■ **INFORMATION PROVIDED**
+ + + + + + +
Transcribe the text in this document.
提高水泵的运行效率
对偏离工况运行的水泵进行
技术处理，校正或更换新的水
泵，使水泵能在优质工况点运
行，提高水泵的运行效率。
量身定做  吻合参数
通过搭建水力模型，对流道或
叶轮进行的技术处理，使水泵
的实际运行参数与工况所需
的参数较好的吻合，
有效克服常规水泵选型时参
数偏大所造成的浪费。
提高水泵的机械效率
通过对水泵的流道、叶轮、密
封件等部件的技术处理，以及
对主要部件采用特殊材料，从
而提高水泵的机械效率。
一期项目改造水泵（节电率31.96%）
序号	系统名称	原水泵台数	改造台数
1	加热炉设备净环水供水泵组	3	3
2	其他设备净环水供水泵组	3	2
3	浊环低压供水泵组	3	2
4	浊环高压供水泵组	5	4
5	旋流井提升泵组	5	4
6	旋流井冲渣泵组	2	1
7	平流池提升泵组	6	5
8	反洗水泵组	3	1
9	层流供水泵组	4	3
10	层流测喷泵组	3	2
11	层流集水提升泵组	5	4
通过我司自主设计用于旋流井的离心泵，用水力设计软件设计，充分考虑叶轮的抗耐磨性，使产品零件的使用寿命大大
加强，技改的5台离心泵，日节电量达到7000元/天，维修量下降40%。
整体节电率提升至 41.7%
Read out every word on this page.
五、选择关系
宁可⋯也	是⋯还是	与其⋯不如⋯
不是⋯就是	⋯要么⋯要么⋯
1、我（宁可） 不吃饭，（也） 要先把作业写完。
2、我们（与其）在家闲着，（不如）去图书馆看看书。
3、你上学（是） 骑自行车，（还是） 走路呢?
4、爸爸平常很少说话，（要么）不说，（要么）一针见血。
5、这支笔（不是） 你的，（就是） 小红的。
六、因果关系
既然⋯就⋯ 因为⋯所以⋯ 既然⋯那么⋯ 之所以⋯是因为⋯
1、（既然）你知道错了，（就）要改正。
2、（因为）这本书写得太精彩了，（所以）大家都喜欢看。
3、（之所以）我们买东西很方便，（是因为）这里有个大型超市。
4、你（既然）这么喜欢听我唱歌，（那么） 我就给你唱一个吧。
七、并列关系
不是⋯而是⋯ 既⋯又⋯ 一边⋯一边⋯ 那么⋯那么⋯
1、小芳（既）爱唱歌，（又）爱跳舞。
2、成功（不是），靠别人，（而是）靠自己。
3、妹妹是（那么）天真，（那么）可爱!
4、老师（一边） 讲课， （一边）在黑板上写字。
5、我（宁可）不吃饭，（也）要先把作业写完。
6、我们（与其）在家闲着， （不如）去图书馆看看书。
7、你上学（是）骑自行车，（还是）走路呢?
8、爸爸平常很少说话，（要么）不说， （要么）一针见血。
+ + + + + + +
■ **GIVEN PROBLEM**
Your task is to reproduce all of the records exactly.

■ **EXERCISE RESULT**
Transcribe the text in this document.
提高水泵的运行效率
对偏离工况运行的水泵进行
技术处理，校正或更换新的水
泵，使水泵能在优质工况点运
行，提高水泵的运行效率。
量身定做  吻合参数
通过搭建水力模型，对流道或
叶轮进行的技术处理，使水泵
的实际运行参数与工况所需
的参数较好的吻合，
有效克服常规水泵选型时参
数偏大所造成的浪费。
提高水泵的机械效率
通过对水泵的流道、叶轮、密
封件等部件的技术处理，以及
对主要部件采用特殊材料，从
而提高水泵的机械效率。
一期项目改造水泵（节电率31.96%）
序号	系统名称	原水泵台数	改造台数
1	加热炉设备净环水供水泵组	3	3
2	其他设备净环水供水泵组	3	2
3	浊环低压供水泵组	3	2
4	浊环高压供水泵组	5	4
5	旋流井提升泵组	5	4
6	旋流井冲渣泵组	2	1
7	平流池提升泵组	6	5
8	反洗水泵组	3	1
9	层流供水泵组	4	3
10	层流测喷泵组	3	2
11	层流集水提升泵组	5	4
通过我司自主设计用于旋流井的离心泵，用水力设计软件设计，充分考虑叶轮的抗耐磨性，使产品零件的使用寿命大大
加强，技改的5台离心泵，日节电量达到7000元/天，维修量下降40%。
整体节电率提升至 41.7%
Read out every word on this page.
五、选择关系
宁可⋯也	是⋯还是	与其⋯不如⋯
不是⋯就是	⋯要么⋯要么⋯
1、我（宁可） 不吃饭，（也） 要先把作业写完。
2、我们（与其）在家闲着，（不如）去图书馆看看书。
3、你上学（是） 骑自行车，（还是） 走路呢?
4、爸爸平常很少说话，（要么）不说，（要么）一针见血。
5、这支笔（不是） 你的，（就是） 小红的。
六、因果关系
既然⋯就⋯ 因为⋯所以⋯ 既然⋯那么⋯ 之所以⋯是因为⋯
1、（既然）你知道错了，（就）要改正。
2、（因为）这本书写得太精彩了，（所以）大家都喜欢看。
3、（之所以）我们买东西很方便，（是因为）这里有个大型超市。
4、你（既然）这么喜欢听我唱歌，（那么） 我就给你唱一个吧。
七、并列关系
不是⋯而是⋯ 既⋯又⋯ 一边⋯一边⋯ 那么⋯那么⋯
1、小芳（既）爱唱歌，（又）爱跳舞。
2、成功（不是），靠别人，（而是）靠自己。
3、妹妹是（那么）天真，（那么）可爱!
4、老师（一边） 讲课， （一边）在黑板上写字。
5、我（宁可）不吃饭，（也）要先把作业写完。
6、我们（与其）在家闲着， （不如）去图书馆看看书。
7、你上学（是）骑自行车，（还是）走路呢?
8、爸爸平常很少说话，（要么）不说， （要么）一针见血。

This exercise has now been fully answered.